Tasks:
**a.** In the passage on ARIMA forecasting, what method was used to select the ARIMA model?
**b.** Using the passage on ARIMA forecasting, explain why the ARIMA model is judged adequate.

Extracted text:
The analysis shows that the log-transformed and differenced series achieved stationarity. The ARIMA model identified through AIC-based selection provided reliable forecasts, with residual diagnostics confirming model adequacy.

Supplied data:

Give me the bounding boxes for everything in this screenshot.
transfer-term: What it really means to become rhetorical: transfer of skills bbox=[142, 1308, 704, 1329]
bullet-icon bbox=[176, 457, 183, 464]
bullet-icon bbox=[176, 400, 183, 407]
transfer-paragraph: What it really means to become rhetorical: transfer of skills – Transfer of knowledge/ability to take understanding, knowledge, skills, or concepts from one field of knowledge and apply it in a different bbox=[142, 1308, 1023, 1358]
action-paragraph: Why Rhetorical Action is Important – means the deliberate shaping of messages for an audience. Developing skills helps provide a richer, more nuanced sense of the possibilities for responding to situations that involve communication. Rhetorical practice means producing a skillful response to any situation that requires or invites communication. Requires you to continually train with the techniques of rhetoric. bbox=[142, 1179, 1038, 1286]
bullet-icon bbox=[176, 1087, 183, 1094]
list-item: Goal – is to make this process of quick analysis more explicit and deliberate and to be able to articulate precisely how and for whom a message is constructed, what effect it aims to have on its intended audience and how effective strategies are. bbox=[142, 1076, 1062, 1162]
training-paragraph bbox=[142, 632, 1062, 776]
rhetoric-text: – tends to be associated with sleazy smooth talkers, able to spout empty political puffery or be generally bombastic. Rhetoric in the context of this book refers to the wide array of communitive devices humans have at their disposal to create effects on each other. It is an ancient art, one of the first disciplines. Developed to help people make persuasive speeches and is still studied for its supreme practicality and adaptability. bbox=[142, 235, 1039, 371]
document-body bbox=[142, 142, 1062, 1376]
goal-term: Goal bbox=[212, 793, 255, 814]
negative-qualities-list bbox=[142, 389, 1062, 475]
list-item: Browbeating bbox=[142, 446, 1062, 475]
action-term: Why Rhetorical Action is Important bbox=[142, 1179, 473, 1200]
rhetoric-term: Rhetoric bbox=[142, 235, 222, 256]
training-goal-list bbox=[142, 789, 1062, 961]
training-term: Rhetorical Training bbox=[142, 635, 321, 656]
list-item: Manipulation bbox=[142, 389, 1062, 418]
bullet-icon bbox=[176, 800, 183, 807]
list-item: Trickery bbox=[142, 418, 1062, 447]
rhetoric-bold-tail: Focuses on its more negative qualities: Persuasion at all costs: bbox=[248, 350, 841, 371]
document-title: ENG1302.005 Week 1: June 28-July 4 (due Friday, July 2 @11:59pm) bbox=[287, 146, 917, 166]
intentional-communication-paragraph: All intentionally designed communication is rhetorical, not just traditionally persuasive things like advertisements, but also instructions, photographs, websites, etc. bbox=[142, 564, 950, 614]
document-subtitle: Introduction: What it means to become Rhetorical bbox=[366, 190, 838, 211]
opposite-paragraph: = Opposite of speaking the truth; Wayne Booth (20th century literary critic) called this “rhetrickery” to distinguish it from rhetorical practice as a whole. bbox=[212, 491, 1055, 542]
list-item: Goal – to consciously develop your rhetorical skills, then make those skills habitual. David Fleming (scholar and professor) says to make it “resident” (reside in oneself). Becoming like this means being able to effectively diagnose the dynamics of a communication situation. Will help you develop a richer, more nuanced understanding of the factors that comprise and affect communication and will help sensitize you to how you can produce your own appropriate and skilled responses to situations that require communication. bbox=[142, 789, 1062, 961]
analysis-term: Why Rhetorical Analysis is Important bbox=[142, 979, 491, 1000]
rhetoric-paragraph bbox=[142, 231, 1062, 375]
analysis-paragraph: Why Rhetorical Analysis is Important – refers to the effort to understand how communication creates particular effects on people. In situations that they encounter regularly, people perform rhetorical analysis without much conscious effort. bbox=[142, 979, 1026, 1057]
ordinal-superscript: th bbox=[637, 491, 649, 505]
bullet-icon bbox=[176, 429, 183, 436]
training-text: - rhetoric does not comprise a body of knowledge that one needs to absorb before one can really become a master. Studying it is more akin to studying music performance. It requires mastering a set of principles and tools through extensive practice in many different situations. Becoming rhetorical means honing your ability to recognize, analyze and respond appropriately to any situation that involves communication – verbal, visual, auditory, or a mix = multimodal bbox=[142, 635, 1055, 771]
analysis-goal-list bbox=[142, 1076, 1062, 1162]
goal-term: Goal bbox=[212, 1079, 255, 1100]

Answers to each task:
**a.** The model was identified through AIC-based selection.

**b.** The model is judged adequate because residual diagnostics confirmed its adequacy. The passage also states that the model, identified through AIC-based selection, provided reliable forecasts.